--- START OF SUPPLIED RECORDS ---

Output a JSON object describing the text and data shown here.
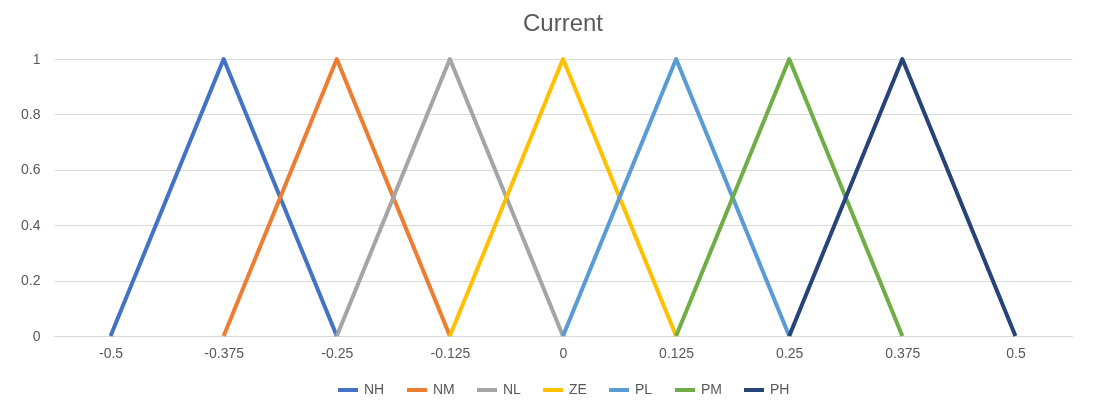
{
  "chart_data": {
    "type": "line",
    "title": "Current",
    "categories": [
      "-0.5",
      "-0.375",
      "-0.25",
      "-0.125",
      "0",
      "0.125",
      "0.25",
      "0.375",
      "0.5"
    ],
    "series": [
      {
        "name": "NH",
        "color": "#4472c4",
        "values": [
          0,
          1,
          0,
          null,
          null,
          null,
          null,
          null,
          null
        ]
      },
      {
        "name": "NM",
        "color": "#ed7d31",
        "values": [
          null,
          0,
          1,
          0,
          null,
          null,
          null,
          null,
          null
        ]
      },
      {
        "name": "NL",
        "color": "#a5a5a5",
        "values": [
          null,
          null,
          0,
          1,
          0,
          null,
          null,
          null,
          null
        ]
      },
      {
        "name": "ZE",
        "color": "#ffc000",
        "values": [
          null,
          null,
          null,
          0,
          1,
          0,
          null,
          null,
          null
        ]
      },
      {
        "name": "PL",
        "color": "#5b9bd5",
        "values": [
          null,
          null,
          null,
          null,
          0,
          1,
          0,
          null,
          null
        ]
      },
      {
        "name": "PM",
        "color": "#70ad47",
        "values": [
          null,
          null,
          null,
          null,
          null,
          0,
          1,
          0,
          null
        ]
      },
      {
        "name": "PH",
        "color": "#264478",
        "values": [
          null,
          null,
          null,
          null,
          null,
          null,
          0,
          1,
          0
        ]
      }
    ],
    "ylim": [
      0,
      1
    ],
    "yticks": [
      0,
      0.2,
      0.4,
      0.6,
      0.8,
      1
    ],
    "grid": "y",
    "legend": "bottom",
    "marker": "none",
    "line_style": "solid"
  }
}
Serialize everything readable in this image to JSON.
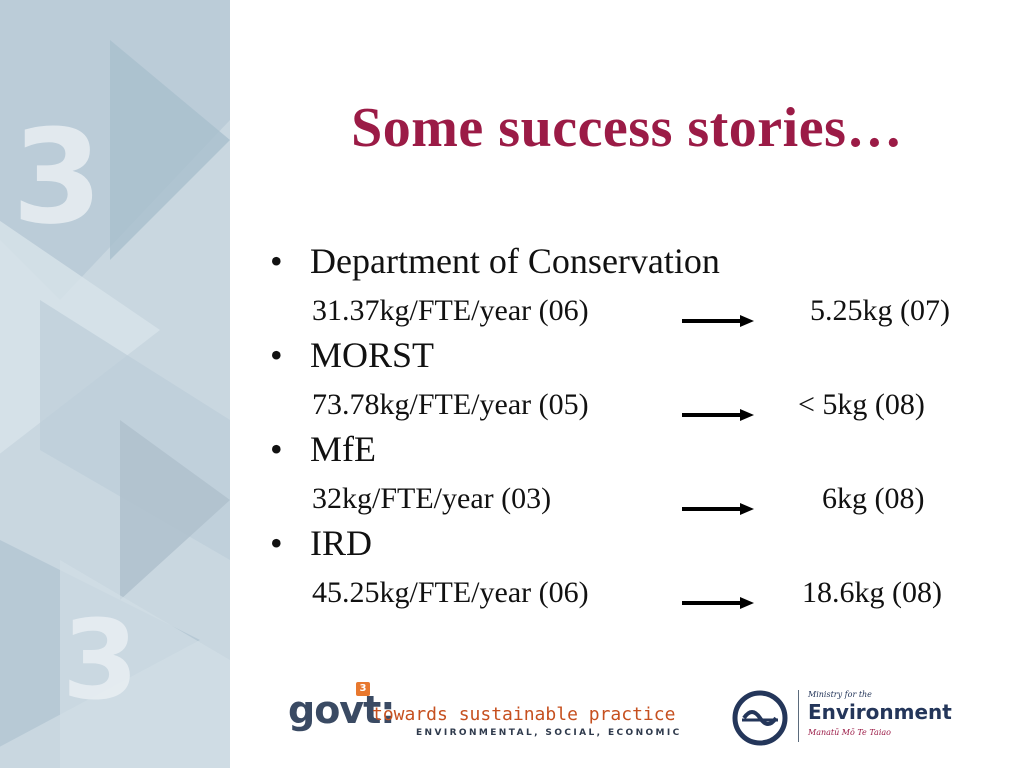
{
  "title": "Some success stories…",
  "items": [
    {
      "bullet": "•",
      "label": "Department of Conservation",
      "before": "31.37kg/FTE/year (06)",
      "after": "5.25kg (07)"
    },
    {
      "bullet": "•",
      "label": "MORST",
      "before": "73.78kg/FTE/year (05)",
      "after": "< 5kg (08)"
    },
    {
      "bullet": "•",
      "label": "MfE",
      "before": "32kg/FTE/year (03)",
      "after": "6kg (08)"
    },
    {
      "bullet": "•",
      "label": "IRD",
      "before": "45.25kg/FTE/year (06)",
      "after": "18.6kg (08)"
    }
  ],
  "side_band": {
    "digits": [
      "3",
      "3"
    ]
  },
  "logos": {
    "govt": {
      "word": "govt:",
      "badge": "3",
      "tagline": "towards sustainable practice",
      "subline": "ENVIRONMENTAL, SOCIAL, ECONOMIC"
    },
    "mfe": {
      "small": "Ministry for the",
      "big": "Environment",
      "maori": "Manatū Mō Te Taiao"
    }
  },
  "colors": {
    "title": "#9b1b46",
    "band": "#c9d7e0",
    "govt_orange": "#e8782e",
    "mfe_navy": "#24365a"
  }
}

--- END OF SUPPLIED RECORDS ---

__YOUR OBJECTIVE__
Whenever "JSON" turns up in a line, pick that line out.

__SOLUTION__
Output a JSON object describing the text and data shown here.
Serialize everything readable in this image to JSON.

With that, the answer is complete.